• _JOB_
Locate and copy all lines bearing the word "回归系数与迭代次数关系".

• _TASK MATERIAL_
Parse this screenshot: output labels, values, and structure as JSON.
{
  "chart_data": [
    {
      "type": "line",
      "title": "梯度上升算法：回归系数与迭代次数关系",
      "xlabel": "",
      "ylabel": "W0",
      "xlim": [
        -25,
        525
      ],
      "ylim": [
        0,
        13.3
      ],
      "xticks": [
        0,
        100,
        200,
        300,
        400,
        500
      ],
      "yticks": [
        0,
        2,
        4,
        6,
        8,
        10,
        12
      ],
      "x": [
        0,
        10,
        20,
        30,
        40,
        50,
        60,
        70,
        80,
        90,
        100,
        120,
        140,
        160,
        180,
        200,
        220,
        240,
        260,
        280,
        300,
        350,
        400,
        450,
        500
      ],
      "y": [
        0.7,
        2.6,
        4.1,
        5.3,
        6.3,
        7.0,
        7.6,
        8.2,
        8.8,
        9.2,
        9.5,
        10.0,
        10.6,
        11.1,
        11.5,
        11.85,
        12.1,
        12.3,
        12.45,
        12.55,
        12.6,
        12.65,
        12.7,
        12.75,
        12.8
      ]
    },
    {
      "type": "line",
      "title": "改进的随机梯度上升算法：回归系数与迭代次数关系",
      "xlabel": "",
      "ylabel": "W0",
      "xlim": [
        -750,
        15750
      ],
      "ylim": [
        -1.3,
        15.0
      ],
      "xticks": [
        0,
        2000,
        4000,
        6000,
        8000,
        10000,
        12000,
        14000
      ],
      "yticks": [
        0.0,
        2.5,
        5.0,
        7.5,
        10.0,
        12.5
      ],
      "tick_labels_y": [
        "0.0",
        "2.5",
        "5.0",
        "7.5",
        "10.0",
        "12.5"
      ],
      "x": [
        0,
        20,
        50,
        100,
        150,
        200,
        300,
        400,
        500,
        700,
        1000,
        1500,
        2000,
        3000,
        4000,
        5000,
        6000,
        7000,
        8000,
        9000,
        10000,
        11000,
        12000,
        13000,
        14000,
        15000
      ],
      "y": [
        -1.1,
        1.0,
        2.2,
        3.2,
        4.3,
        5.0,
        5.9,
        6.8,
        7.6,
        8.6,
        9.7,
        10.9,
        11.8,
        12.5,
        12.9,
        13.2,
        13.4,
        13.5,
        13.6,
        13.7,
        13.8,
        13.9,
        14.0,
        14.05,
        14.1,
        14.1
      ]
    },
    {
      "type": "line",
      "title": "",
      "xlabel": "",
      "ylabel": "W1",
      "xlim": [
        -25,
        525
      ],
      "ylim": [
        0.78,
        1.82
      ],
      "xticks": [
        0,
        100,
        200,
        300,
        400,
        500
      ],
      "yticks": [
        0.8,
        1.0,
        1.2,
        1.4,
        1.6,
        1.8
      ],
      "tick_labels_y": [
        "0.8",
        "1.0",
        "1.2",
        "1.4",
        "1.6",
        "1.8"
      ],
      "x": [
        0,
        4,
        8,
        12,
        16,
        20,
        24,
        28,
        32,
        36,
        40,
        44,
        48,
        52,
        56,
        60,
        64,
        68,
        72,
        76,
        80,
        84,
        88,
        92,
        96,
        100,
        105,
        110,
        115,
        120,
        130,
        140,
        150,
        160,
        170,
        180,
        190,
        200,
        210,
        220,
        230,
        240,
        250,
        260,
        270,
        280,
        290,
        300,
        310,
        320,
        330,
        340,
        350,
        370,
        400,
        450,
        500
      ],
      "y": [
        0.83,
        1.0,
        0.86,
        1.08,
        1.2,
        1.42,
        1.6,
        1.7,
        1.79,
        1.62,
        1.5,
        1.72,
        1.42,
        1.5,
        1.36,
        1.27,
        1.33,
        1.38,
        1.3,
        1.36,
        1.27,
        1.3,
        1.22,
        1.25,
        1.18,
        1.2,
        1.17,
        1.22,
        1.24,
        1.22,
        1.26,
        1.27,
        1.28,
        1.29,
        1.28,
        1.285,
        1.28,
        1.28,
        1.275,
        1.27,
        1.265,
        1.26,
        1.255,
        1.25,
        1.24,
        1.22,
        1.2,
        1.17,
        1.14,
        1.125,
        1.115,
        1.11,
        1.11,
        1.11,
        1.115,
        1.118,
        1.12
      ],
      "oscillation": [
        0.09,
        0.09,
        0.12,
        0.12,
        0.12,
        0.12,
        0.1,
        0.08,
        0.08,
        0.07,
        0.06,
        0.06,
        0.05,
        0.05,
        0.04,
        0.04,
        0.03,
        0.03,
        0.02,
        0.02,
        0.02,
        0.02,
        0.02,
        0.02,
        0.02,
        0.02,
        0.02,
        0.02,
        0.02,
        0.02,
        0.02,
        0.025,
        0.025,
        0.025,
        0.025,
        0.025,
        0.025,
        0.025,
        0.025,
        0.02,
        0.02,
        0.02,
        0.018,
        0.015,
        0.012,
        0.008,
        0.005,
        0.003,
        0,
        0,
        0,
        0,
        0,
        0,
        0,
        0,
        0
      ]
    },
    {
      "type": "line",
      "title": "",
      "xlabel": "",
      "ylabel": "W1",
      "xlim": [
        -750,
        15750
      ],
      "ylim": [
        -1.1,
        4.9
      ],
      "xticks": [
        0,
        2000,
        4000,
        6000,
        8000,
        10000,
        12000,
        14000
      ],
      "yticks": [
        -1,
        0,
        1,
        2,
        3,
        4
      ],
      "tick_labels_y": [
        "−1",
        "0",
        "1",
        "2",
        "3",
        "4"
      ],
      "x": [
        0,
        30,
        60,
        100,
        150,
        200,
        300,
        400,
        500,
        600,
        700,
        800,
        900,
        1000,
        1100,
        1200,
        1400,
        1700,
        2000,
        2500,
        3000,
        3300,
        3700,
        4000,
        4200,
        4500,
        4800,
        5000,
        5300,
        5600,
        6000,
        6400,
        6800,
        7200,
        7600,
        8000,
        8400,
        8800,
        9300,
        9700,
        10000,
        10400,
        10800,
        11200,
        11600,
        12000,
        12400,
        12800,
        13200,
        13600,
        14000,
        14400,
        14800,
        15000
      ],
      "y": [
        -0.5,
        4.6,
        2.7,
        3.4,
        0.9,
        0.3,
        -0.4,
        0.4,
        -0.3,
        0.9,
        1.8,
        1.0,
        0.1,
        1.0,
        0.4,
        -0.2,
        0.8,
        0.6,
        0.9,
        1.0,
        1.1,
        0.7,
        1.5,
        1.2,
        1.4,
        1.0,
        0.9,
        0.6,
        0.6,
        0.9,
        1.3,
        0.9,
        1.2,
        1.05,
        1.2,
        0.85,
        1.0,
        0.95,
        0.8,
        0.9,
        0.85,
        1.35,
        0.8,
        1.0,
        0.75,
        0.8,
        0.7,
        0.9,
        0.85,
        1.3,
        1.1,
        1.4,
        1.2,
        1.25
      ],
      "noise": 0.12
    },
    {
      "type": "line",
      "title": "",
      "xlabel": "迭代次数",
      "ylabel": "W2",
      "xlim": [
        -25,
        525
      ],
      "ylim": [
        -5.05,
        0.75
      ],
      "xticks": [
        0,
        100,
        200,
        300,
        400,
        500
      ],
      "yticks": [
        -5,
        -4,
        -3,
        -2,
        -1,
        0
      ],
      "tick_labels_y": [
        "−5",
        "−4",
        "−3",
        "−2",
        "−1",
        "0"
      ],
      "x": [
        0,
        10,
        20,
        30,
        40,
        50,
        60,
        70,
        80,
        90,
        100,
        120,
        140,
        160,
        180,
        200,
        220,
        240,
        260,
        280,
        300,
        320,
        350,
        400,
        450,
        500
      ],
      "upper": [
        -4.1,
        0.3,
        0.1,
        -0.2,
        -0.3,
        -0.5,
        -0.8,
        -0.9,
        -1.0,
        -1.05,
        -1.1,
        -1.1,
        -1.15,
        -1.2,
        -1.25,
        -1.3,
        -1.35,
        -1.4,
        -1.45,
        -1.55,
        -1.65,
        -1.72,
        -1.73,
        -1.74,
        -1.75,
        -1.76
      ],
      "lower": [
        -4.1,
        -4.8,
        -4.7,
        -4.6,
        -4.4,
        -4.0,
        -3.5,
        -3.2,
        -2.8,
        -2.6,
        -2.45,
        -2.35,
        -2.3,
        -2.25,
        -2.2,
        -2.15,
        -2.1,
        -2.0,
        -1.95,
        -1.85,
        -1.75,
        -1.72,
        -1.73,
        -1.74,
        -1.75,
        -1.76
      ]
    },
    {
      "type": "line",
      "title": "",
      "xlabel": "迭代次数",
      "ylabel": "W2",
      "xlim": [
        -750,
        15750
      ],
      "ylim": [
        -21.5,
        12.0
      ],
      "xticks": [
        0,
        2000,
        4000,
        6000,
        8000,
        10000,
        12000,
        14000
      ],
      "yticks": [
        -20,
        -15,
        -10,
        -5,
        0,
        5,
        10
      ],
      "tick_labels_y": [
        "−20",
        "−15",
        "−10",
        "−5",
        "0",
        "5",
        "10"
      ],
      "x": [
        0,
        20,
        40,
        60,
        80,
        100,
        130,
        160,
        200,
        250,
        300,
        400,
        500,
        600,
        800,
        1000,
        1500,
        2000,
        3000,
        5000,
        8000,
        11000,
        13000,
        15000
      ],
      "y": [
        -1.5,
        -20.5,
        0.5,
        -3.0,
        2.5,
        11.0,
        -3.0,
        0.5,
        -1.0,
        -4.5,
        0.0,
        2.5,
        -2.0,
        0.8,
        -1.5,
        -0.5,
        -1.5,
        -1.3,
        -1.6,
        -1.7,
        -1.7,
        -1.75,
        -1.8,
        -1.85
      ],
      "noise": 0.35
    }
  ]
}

--

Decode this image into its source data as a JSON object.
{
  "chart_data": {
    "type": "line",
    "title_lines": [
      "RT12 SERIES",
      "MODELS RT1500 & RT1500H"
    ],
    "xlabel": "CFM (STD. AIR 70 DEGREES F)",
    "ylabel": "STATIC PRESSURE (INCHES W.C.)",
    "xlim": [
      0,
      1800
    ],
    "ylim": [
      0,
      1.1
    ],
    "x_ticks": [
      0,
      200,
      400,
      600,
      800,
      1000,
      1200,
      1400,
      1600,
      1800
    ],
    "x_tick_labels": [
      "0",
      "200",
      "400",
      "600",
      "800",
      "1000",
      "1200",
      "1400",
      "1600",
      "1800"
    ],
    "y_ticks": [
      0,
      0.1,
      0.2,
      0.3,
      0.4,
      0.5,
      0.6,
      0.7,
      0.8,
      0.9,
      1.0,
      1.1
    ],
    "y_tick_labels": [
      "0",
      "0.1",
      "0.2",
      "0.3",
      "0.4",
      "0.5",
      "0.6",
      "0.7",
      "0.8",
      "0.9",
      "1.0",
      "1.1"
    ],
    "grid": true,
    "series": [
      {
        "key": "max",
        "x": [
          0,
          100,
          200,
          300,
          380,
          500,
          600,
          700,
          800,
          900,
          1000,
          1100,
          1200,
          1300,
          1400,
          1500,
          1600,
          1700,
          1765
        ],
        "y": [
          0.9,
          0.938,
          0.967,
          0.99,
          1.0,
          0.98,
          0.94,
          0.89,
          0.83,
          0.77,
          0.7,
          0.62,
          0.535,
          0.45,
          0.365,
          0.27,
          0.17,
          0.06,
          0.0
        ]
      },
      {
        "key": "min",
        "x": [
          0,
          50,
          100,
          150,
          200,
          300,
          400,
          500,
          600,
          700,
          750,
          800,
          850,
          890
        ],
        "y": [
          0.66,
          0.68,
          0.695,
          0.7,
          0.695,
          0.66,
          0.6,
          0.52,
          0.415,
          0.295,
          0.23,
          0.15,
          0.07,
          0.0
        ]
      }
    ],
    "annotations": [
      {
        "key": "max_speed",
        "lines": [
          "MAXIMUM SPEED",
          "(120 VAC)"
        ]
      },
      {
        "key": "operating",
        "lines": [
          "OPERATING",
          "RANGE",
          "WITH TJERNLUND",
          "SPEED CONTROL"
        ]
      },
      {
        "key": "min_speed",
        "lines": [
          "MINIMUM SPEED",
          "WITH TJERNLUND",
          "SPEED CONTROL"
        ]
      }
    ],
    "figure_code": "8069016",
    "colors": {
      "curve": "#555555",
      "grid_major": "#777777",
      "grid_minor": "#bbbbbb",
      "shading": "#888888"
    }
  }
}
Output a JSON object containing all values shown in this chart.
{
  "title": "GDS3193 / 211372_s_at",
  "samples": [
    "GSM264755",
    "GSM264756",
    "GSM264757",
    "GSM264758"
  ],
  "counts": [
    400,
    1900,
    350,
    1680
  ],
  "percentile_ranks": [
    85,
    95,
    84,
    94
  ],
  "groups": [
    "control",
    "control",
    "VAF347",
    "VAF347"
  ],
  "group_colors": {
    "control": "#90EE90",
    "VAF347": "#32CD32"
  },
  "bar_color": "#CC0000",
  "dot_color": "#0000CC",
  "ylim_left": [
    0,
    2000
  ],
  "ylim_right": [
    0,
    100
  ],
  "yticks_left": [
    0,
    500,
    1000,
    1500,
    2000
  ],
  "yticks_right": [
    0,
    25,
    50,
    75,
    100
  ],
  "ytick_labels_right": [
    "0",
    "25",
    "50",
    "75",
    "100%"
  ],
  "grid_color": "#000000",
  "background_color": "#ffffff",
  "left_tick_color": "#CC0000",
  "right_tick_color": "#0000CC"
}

• _OUTPUT FOR THIS EXERCISE_
      "title": "梯度上升算法：回归系数与迭代次数关系",
      "title": "改进的随机梯度上升算法：回归系数与迭代次数关系",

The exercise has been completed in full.